_GIVEN TASK_
The listing beneath should be written out in full, exactly as shown.

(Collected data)

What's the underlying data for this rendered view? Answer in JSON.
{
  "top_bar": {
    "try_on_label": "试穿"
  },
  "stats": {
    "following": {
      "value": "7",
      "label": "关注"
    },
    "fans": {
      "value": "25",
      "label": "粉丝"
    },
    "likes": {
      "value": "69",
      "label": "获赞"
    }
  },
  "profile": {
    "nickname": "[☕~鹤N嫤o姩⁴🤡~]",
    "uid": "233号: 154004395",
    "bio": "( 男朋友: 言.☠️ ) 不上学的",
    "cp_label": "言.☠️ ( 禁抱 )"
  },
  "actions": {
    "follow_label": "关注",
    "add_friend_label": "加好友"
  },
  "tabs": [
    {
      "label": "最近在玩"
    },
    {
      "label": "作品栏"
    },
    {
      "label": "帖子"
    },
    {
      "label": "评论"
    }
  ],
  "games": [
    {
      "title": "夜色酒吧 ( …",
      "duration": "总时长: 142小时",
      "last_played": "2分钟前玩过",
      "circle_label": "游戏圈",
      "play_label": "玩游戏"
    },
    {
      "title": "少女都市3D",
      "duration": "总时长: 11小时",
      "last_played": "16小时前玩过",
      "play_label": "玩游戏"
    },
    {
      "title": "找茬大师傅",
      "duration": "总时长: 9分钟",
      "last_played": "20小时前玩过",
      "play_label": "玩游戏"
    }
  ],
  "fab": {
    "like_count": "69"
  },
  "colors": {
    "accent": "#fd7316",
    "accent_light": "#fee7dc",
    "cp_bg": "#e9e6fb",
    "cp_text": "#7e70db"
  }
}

_THE REPLY_
What's the underlying data for this rendered view? Answer in JSON.
{
  "top_bar": {
    "try_on_label": "试穿"
  },
  "stats": {
    "following": {
      "value": "7",
      "label": "关注"
    },
    "fans": {
      "value": "25",
      "label": "粉丝"
    },
    "likes": {
      "value": "69",
      "label": "获赞"
    }
  },
  "profile": {
    "nickname": "[☕~鹤N嫤o姩⁴🤡~]",
    "uid": "233号: 154004395",
    "bio": "( 男朋友: 言.☠️ ) 不上学的",
    "cp_label": "言.☠️ ( 禁抱 )"
  },
  "actions": {
    "follow_label": "关注",
    "add_friend_label": "加好友"
  },
  "tabs": [
    {
      "label": "最近在玩"
    },
    {
      "label": "作品栏"
    },
    {
      "label": "帖子"
    },
    {
      "label": "评论"
    }
  ],
  "games": [
    {
      "title": "夜色酒吧 ( …",
      "duration": "总时长: 142小时",
      "last_played": "2分钟前玩过",
      "circle_label": "游戏圈",
      "play_label": "玩游戏"
    },
    {
      "title": "少女都市3D",
      "duration": "总时长: 11小时",
      "last_played": "16小时前玩过",
      "play_label": "玩游戏"
    },
    {
      "title": "找茬大师傅",
      "duration": "总时长: 9分钟",
      "last_played": "20小时前玩过",
      "play_label": "玩游戏"
    }
  ],
  "fab": {
    "like_count": "69"
  },
  "colors": {
    "accent": "#fd7316",
    "accent_light": "#fee7dc",
    "cp_bg": "#e9e6fb",
    "cp_text": "#7e70db"
  }
}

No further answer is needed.